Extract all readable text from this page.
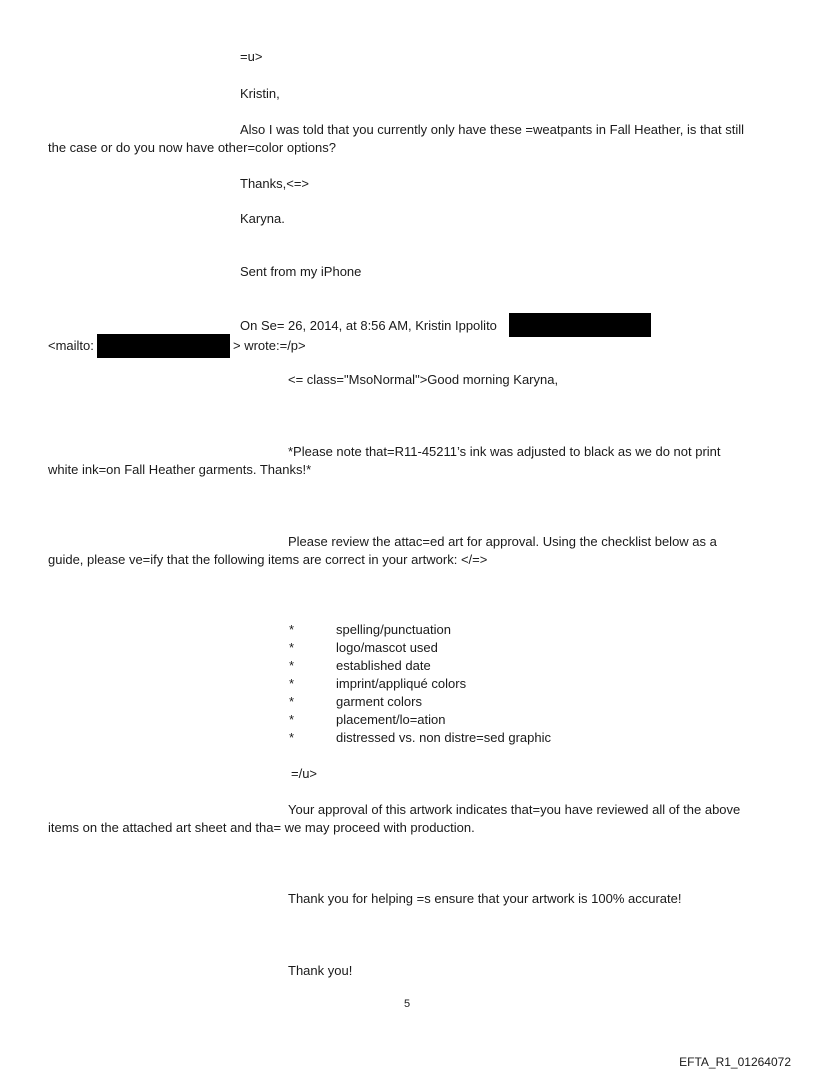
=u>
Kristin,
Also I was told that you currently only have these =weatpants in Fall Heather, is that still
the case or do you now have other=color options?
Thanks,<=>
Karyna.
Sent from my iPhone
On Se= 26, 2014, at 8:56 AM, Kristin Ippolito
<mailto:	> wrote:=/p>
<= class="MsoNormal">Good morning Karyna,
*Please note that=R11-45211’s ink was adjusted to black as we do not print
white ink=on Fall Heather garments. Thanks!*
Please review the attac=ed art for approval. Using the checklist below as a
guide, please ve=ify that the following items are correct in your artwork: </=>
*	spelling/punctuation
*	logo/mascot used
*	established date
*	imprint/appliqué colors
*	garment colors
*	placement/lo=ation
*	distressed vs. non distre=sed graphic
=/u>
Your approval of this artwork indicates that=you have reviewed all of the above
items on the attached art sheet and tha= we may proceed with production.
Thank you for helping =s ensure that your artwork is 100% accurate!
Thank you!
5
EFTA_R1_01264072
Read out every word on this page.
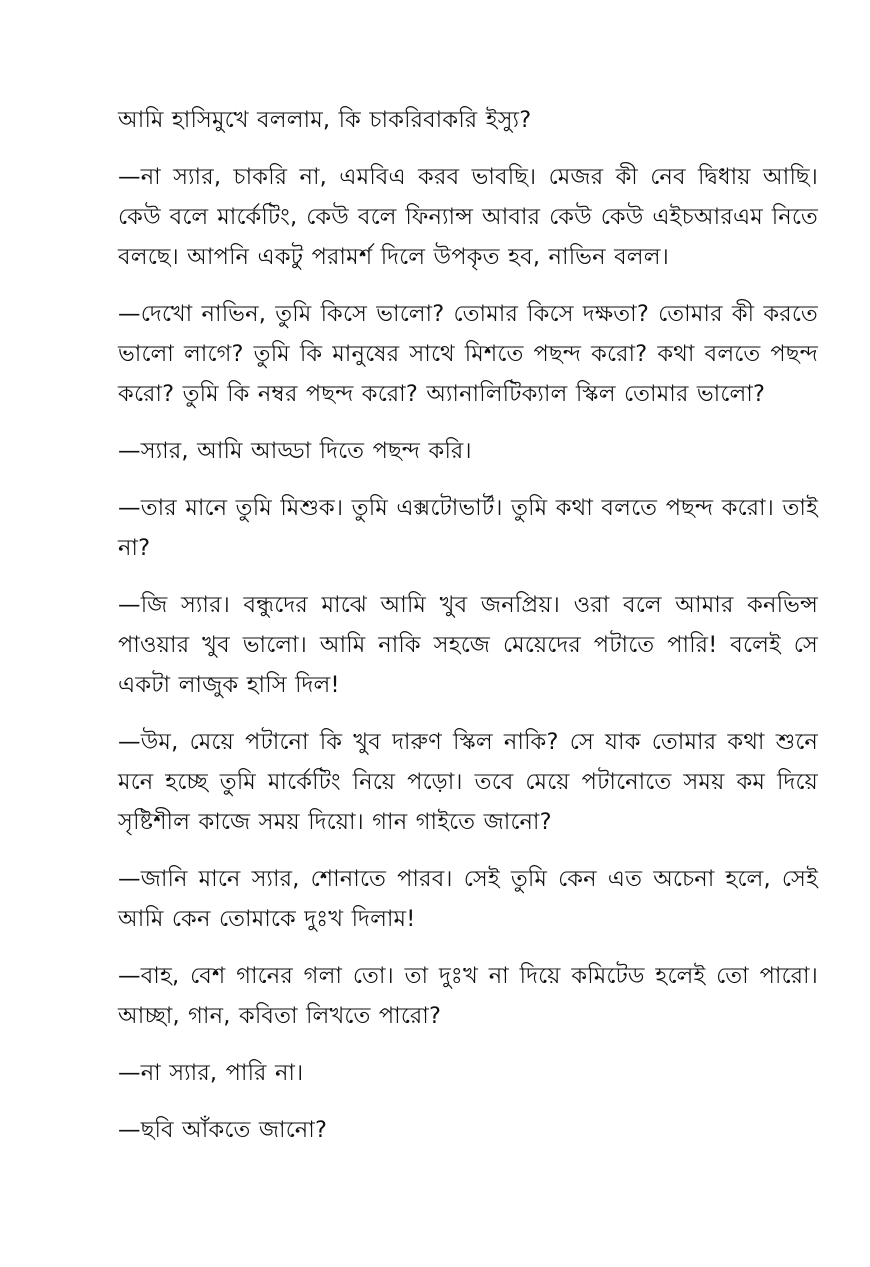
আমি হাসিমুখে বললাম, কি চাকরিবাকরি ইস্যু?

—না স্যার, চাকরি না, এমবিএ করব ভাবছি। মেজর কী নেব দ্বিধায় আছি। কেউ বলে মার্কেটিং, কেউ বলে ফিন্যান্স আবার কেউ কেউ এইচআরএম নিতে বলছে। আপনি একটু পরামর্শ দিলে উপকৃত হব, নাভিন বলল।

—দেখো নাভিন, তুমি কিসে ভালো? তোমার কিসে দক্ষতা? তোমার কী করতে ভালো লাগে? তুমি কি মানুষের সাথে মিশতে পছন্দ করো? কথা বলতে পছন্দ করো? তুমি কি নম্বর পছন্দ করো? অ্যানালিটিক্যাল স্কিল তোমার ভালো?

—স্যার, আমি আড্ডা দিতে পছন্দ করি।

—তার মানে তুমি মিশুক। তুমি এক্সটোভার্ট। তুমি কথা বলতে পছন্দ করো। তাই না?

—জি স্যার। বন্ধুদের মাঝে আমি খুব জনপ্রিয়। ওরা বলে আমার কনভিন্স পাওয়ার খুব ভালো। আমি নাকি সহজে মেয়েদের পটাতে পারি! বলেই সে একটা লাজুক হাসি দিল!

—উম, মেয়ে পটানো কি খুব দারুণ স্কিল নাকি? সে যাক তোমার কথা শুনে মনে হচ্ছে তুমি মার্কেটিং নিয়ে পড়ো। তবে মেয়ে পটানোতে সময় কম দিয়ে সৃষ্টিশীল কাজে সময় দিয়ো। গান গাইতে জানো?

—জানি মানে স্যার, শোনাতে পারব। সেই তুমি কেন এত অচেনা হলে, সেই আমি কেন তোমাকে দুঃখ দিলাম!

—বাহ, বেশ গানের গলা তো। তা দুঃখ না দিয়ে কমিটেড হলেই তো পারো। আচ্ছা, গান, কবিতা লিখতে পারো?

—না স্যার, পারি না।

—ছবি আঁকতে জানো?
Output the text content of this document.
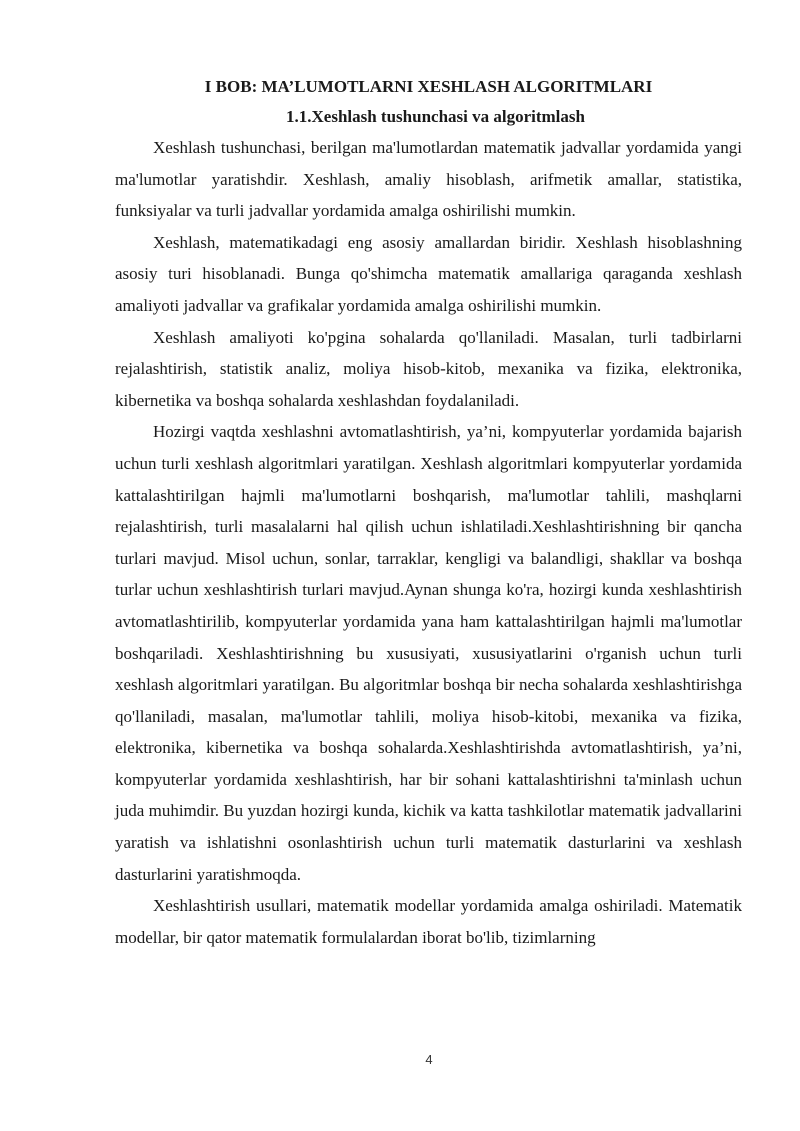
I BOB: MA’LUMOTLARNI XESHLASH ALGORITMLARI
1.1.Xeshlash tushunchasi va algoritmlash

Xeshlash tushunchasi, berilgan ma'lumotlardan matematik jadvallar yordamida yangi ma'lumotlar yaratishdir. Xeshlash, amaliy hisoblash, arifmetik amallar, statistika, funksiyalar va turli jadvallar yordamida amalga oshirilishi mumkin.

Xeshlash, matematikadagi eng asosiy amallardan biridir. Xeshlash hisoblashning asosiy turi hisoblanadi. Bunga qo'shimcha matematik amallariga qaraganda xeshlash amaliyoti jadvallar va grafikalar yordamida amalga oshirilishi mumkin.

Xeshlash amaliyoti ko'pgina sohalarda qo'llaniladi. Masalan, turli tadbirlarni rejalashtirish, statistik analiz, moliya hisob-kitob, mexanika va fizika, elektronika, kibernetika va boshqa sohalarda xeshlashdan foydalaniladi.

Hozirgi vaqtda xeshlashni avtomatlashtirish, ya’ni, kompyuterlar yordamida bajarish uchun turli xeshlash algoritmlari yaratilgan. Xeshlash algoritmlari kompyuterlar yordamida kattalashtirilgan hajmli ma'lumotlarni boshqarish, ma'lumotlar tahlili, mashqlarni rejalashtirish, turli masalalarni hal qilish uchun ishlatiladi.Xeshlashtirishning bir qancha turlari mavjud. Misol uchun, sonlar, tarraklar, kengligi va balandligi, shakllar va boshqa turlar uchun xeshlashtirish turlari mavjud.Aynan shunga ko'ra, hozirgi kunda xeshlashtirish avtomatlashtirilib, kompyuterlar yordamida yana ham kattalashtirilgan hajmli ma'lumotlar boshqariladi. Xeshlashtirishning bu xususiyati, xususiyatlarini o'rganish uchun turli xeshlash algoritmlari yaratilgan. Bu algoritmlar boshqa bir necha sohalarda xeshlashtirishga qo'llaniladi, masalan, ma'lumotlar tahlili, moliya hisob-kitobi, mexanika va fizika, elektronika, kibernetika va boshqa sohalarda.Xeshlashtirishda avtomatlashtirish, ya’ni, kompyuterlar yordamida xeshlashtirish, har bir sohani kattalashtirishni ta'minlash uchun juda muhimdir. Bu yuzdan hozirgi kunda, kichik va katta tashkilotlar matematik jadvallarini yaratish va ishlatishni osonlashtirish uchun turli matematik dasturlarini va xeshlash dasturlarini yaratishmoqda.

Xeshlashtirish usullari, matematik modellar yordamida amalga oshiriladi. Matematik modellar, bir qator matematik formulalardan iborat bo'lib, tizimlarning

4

# Your objective:
Pull out every line in the data above that has the word "items".

# The result:
guide, please ve=ify that the following items are correct in your artwork: </=>
items on the attached art sheet and tha= we may proceed with production.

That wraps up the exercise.